### Consigne
Reproduisez sous forme de liste numérotée le passage allant de la ligne qui contient « 184, 155, 206] » jusqu'à celle qui contient « theme-swatch: [107, 280, 117, 287] », ces deux lignes comprises. Omettez les lignes vides.
--------------------------------
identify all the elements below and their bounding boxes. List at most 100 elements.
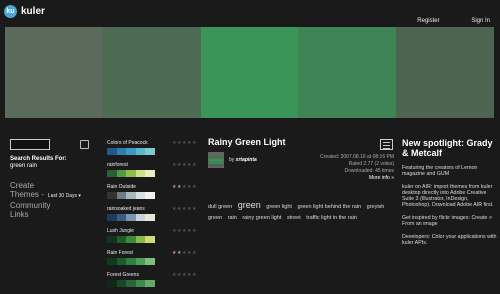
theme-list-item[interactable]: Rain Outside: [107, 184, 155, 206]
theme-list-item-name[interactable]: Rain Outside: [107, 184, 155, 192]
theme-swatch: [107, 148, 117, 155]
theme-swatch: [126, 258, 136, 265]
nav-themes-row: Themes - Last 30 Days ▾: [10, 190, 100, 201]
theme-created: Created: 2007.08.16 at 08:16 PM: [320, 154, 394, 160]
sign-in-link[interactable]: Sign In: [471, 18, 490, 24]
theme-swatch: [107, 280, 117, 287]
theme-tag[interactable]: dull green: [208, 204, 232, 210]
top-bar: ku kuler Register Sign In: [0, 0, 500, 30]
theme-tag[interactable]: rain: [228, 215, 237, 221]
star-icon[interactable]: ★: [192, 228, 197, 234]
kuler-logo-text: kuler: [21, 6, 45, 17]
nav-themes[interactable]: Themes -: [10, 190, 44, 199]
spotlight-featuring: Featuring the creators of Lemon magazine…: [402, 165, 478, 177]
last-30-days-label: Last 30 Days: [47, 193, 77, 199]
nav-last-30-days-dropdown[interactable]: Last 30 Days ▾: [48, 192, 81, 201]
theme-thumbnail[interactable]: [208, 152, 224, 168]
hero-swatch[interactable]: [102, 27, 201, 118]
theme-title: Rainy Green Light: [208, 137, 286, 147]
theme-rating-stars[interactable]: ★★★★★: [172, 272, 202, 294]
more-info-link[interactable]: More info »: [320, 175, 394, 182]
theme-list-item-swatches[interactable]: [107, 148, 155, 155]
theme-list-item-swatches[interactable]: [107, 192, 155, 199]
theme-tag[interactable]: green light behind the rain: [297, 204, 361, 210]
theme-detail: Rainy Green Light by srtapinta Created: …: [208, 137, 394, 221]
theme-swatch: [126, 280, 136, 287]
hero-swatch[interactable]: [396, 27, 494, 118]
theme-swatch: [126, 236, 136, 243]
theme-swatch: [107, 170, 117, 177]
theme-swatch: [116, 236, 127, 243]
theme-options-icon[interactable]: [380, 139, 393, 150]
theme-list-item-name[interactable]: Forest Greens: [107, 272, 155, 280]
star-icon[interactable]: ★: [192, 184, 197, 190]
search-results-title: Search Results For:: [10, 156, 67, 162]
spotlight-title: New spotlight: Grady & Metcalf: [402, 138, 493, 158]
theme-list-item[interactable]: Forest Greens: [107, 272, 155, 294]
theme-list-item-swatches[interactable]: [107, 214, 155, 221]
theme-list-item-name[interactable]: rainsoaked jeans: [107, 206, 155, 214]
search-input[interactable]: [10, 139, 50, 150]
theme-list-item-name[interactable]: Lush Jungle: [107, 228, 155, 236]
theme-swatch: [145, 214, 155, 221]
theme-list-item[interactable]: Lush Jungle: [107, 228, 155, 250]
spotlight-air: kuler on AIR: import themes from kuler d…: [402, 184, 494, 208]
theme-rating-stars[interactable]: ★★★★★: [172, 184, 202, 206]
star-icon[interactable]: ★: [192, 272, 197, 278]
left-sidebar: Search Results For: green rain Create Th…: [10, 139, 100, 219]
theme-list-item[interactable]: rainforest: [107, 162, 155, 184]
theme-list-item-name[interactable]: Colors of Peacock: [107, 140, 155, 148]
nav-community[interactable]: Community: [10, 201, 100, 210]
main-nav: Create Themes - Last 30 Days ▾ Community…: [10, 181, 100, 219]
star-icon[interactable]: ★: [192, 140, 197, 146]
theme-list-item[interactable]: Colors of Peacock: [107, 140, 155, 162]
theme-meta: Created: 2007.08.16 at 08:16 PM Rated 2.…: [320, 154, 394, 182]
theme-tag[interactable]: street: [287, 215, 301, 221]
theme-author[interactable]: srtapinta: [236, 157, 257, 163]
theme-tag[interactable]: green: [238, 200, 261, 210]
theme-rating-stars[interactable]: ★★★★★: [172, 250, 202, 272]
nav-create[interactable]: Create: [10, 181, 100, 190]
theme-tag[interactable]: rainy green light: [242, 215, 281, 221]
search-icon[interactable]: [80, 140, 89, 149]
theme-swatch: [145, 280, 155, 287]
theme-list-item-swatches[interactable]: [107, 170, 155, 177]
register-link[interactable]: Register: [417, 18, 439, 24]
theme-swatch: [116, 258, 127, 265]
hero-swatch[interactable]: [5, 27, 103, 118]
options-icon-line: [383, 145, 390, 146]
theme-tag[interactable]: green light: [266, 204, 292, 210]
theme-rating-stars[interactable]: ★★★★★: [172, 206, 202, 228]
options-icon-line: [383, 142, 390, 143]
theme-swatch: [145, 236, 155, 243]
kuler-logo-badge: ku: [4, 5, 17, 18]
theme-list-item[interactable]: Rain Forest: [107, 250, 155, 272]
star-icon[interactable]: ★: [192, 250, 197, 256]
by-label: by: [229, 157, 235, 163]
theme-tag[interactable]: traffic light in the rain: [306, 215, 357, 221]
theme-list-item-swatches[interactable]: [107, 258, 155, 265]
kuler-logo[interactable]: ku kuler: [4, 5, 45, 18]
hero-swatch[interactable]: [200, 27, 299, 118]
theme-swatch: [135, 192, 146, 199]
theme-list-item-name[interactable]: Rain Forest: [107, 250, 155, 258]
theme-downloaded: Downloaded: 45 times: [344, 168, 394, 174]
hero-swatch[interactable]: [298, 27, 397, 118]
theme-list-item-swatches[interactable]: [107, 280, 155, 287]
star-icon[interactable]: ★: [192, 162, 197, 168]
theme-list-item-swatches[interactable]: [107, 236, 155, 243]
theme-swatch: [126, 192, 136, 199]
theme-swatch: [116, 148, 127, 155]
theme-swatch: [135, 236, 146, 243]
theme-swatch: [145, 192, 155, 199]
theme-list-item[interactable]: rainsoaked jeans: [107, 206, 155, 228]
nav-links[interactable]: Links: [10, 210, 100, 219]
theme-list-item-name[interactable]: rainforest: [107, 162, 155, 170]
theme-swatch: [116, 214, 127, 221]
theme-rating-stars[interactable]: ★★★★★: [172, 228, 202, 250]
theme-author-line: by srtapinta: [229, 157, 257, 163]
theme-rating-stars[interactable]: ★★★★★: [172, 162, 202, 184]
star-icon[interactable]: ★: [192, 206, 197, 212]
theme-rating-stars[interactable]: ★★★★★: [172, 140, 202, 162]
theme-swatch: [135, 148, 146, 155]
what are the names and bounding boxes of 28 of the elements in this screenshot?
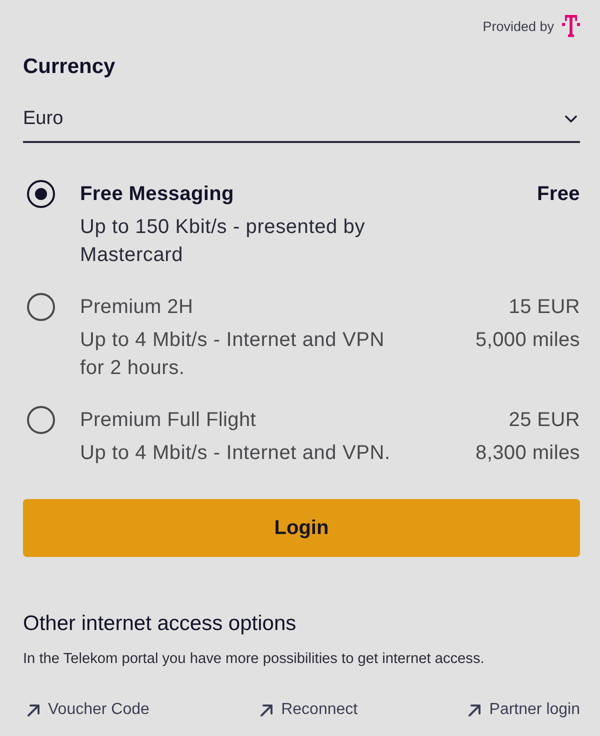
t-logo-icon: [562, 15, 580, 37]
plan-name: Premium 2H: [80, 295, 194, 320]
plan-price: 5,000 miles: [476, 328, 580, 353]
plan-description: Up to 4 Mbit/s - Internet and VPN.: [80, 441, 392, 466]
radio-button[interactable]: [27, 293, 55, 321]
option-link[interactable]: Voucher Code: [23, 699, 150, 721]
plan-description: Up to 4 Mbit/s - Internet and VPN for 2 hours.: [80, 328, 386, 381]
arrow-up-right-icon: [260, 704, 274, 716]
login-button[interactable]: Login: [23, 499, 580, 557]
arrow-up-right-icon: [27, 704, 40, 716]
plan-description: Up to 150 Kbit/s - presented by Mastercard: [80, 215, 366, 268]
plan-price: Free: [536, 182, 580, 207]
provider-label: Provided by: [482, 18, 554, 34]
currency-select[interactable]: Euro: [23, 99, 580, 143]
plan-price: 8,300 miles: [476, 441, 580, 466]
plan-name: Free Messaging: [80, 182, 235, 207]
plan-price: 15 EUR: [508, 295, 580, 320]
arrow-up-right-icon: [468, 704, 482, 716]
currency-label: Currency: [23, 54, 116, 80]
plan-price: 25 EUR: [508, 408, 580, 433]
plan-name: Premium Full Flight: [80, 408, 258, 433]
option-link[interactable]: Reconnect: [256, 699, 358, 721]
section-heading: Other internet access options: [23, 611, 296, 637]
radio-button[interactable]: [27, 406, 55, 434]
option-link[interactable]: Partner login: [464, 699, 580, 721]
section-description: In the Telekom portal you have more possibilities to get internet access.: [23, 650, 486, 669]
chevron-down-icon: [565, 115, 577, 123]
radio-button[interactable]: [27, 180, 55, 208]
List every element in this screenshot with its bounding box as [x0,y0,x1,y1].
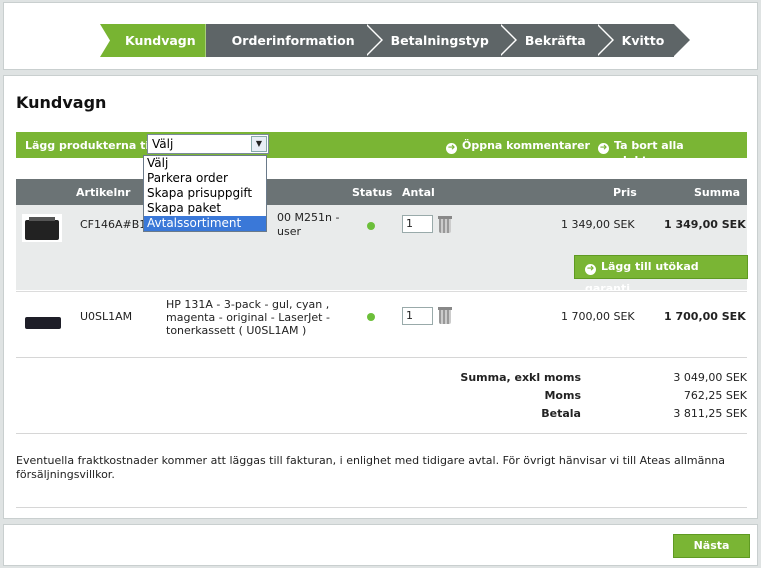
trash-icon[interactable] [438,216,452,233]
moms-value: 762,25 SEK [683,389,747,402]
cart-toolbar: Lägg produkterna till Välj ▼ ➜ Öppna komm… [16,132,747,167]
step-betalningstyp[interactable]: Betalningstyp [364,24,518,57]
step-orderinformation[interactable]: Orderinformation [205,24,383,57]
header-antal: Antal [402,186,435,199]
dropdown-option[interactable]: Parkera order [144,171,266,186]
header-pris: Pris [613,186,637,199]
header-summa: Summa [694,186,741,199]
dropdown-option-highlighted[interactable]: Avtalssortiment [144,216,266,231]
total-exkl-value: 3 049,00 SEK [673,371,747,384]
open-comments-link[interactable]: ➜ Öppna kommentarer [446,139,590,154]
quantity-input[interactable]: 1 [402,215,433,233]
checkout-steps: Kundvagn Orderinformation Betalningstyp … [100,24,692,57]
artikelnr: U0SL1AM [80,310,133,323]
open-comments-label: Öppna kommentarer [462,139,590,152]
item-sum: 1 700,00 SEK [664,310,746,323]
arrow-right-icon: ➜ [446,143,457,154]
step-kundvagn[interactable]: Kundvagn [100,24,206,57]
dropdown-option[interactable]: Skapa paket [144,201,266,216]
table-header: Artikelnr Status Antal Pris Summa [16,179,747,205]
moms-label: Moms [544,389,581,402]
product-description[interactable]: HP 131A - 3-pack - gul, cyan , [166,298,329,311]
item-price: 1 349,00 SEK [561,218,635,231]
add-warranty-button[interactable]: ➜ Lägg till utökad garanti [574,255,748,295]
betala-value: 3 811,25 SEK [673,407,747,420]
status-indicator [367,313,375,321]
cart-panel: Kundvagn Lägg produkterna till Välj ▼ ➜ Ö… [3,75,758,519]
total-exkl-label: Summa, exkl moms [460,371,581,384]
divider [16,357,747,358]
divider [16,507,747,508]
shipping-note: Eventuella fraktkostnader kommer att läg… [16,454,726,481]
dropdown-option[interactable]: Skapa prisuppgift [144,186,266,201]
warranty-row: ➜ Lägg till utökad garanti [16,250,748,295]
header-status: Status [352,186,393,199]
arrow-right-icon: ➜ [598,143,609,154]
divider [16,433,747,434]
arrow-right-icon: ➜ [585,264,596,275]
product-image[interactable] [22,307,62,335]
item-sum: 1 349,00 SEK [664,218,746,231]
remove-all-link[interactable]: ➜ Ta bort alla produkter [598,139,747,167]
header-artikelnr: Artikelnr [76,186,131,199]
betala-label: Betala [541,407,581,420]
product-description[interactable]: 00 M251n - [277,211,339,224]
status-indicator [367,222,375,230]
--------------------------------
### Réponse attendue
1. theme-list-item[interactable]: Rain Outside: [107, 184, 155, 206]
2. theme-list-item-name[interactable]: Rain Outside: [107, 184, 155, 192]
3. theme-swatch: [107, 148, 117, 155]
4. theme-swatch: [126, 258, 136, 265]
5. nav-themes-row: Themes - Last 30 Days ▾: [10, 190, 100, 201]
6. theme-created: Created: 2007.08.16 at 08:16 PM: [320, 154, 394, 160]
7. sign-in-link[interactable]: Sign In: [471, 18, 490, 24]
8. theme-swatch: [107, 280, 117, 287]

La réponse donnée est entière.